## Requirements:
Copy the listing verbatim, excluding any images found in it.

## Material:

· · · · · · ·

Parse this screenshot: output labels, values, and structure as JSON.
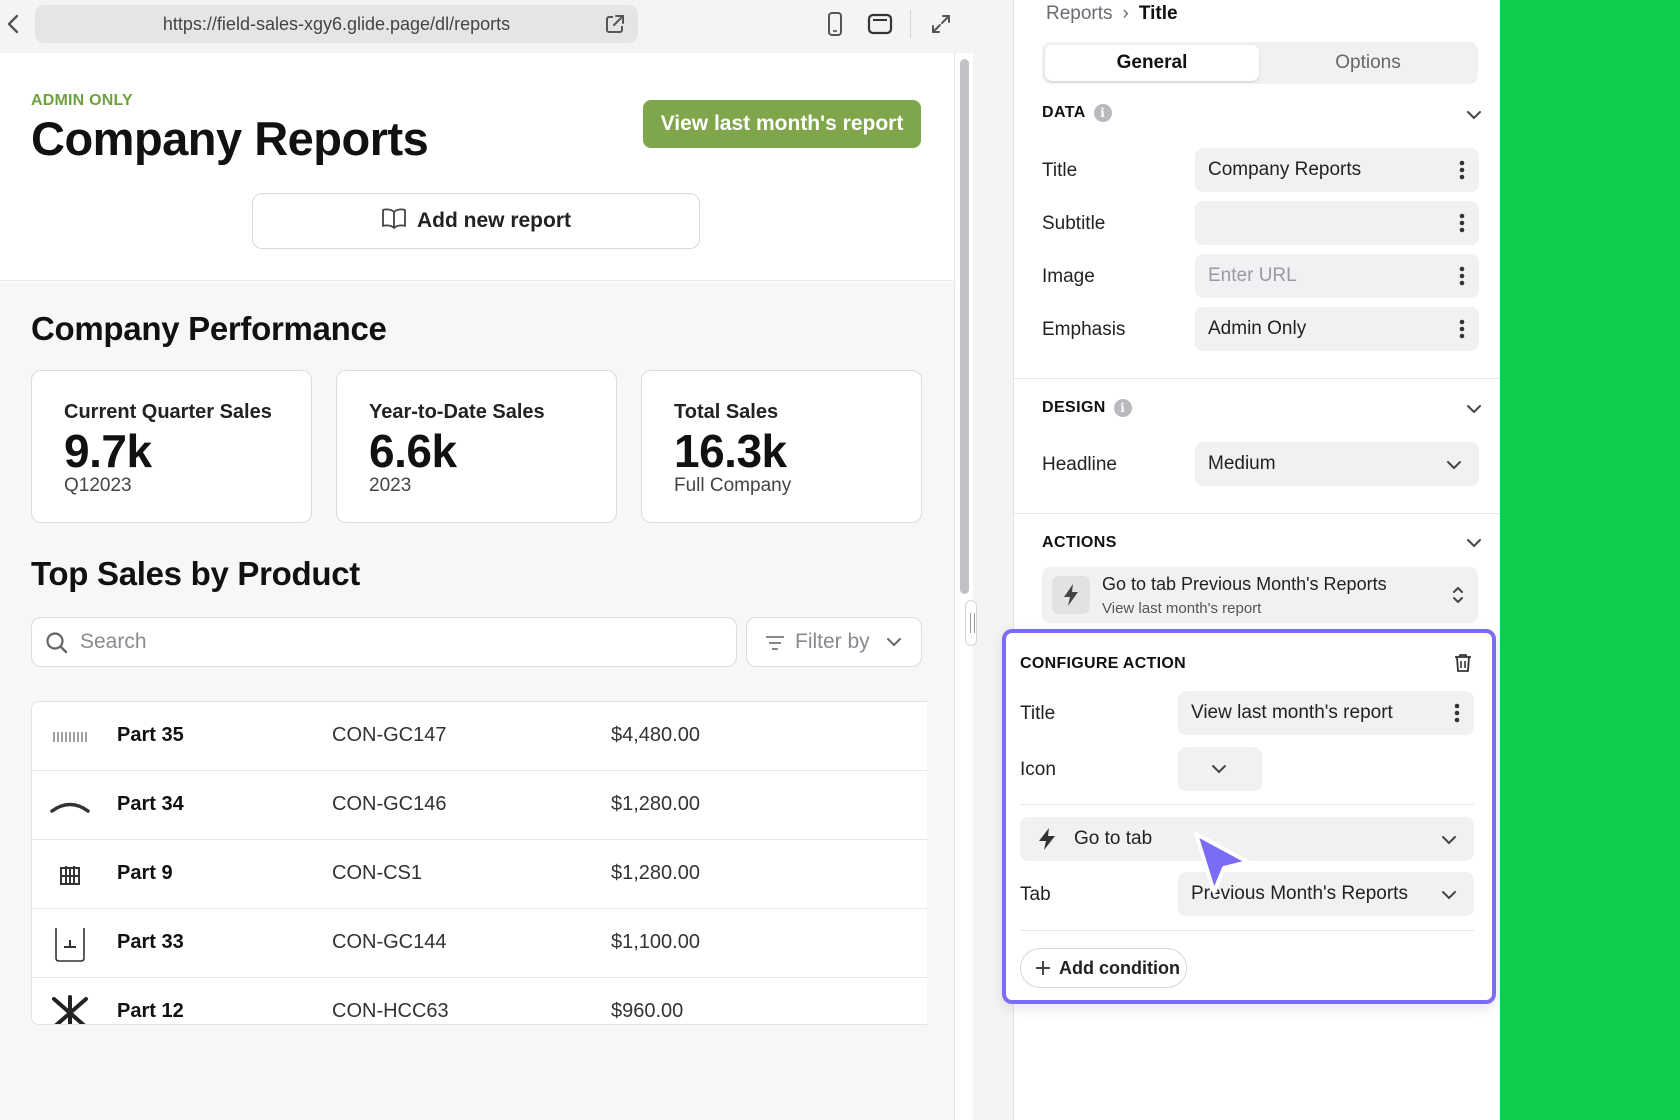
{
  "browser": {
    "url": "https://field-sales-xgy6.glide.page/dl/reports"
  },
  "hero": {
    "emphasis": "ADMIN ONLY",
    "title": "Company Reports",
    "primary_button": "View last month's report",
    "add_button": "Add new report"
  },
  "performance": {
    "section_title": "Company Performance",
    "cards": [
      {
        "label": "Current Quarter Sales",
        "value": "9.7k",
        "sub": "Q12023"
      },
      {
        "label": "Year-to-Date Sales",
        "value": "6.6k",
        "sub": "2023"
      },
      {
        "label": "Total Sales",
        "value": "16.3k",
        "sub": "Full Company"
      }
    ]
  },
  "products": {
    "section_title": "Top Sales by Product",
    "search_placeholder": "Search",
    "filter_label": "Filter by",
    "rows": [
      {
        "name": "Part 35",
        "code": "CON-GC147",
        "price": "$4,480.00",
        "icon": "comb-part-icon"
      },
      {
        "name": "Part 34",
        "code": "CON-GC146",
        "price": "$1,280.00",
        "icon": "arc-part-icon"
      },
      {
        "name": "Part 9",
        "code": "CON-CS1",
        "price": "$1,280.00",
        "icon": "rack-part-icon"
      },
      {
        "name": "Part 33",
        "code": "CON-GC144",
        "price": "$1,100.00",
        "icon": "box-part-icon"
      },
      {
        "name": "Part 12",
        "code": "CON-HCC63",
        "price": "$960.00",
        "icon": "cross-part-icon"
      }
    ]
  },
  "panel": {
    "breadcrumb": {
      "parent": "Reports",
      "separator": "›",
      "current": "Title"
    },
    "tabs": {
      "general": "General",
      "options": "Options"
    },
    "data_section": {
      "heading": "DATA",
      "fields": {
        "title": {
          "label": "Title",
          "value": "Company Reports"
        },
        "subtitle": {
          "label": "Subtitle",
          "value": ""
        },
        "image": {
          "label": "Image",
          "placeholder": "Enter URL"
        },
        "emphasis": {
          "label": "Emphasis",
          "value": "Admin Only"
        }
      }
    },
    "design_section": {
      "heading": "DESIGN",
      "headline": {
        "label": "Headline",
        "value": "Medium"
      }
    },
    "actions_section": {
      "heading": "ACTIONS",
      "item_title": "Go to tab Previous Month's Reports",
      "item_subtitle": "View last month's report"
    },
    "configure": {
      "heading": "CONFIGURE ACTION",
      "title": {
        "label": "Title",
        "value": "View last month's report"
      },
      "icon": {
        "label": "Icon"
      },
      "action_type": "Go to tab",
      "tab": {
        "label": "Tab",
        "value": "Previous Month's Reports"
      },
      "add_condition": "Add condition"
    }
  },
  "colors": {
    "accent_green": "#7fa64a",
    "emphasis_green": "#6fa03e",
    "highlight_purple": "#7b6cf6",
    "side_bar_green": "#0fcd4f"
  }
}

· · · · · · ·

## Answer to this task:
Parse this screenshot: output labels, values, and structure as JSON.
{
  "browser": {
    "url": "https://field-sales-xgy6.glide.page/dl/reports"
  },
  "hero": {
    "emphasis": "ADMIN ONLY",
    "title": "Company Reports",
    "primary_button": "View last month's report",
    "add_button": "Add new report"
  },
  "performance": {
    "section_title": "Company Performance",
    "cards": [
      {
        "label": "Current Quarter Sales",
        "value": "9.7k",
        "sub": "Q12023"
      },
      {
        "label": "Year-to-Date Sales",
        "value": "6.6k",
        "sub": "2023"
      },
      {
        "label": "Total Sales",
        "value": "16.3k",
        "sub": "Full Company"
      }
    ]
  },
  "products": {
    "section_title": "Top Sales by Product",
    "search_placeholder": "Search",
    "filter_label": "Filter by",
    "rows": [
      {
        "name": "Part 35",
        "code": "CON-GC147",
        "price": "$4,480.00",
        "icon": "comb-part-icon"
      },
      {
        "name": "Part 34",
        "code": "CON-GC146",
        "price": "$1,280.00",
        "icon": "arc-part-icon"
      },
      {
        "name": "Part 9",
        "code": "CON-CS1",
        "price": "$1,280.00",
        "icon": "rack-part-icon"
      },
      {
        "name": "Part 33",
        "code": "CON-GC144",
        "price": "$1,100.00",
        "icon": "box-part-icon"
      },
      {
        "name": "Part 12",
        "code": "CON-HCC63",
        "price": "$960.00",
        "icon": "cross-part-icon"
      }
    ]
  },
  "panel": {
    "breadcrumb": {
      "parent": "Reports",
      "separator": "›",
      "current": "Title"
    },
    "tabs": {
      "general": "General",
      "options": "Options"
    },
    "data_section": {
      "heading": "DATA",
      "fields": {
        "title": {
          "label": "Title",
          "value": "Company Reports"
        },
        "subtitle": {
          "label": "Subtitle",
          "value": ""
        },
        "image": {
          "label": "Image",
          "placeholder": "Enter URL"
        },
        "emphasis": {
          "label": "Emphasis",
          "value": "Admin Only"
        }
      }
    },
    "design_section": {
      "heading": "DESIGN",
      "headline": {
        "label": "Headline",
        "value": "Medium"
      }
    },
    "actions_section": {
      "heading": "ACTIONS",
      "item_title": "Go to tab Previous Month's Reports",
      "item_subtitle": "View last month's report"
    },
    "configure": {
      "heading": "CONFIGURE ACTION",
      "title": {
        "label": "Title",
        "value": "View last month's report"
      },
      "icon": {
        "label": "Icon"
      },
      "action_type": "Go to tab",
      "tab": {
        "label": "Tab",
        "value": "Previous Month's Reports"
      },
      "add_condition": "Add condition"
    }
  },
  "colors": {
    "accent_green": "#7fa64a",
    "emphasis_green": "#6fa03e",
    "highlight_purple": "#7b6cf6",
    "side_bar_green": "#0fcd4f"
  }
}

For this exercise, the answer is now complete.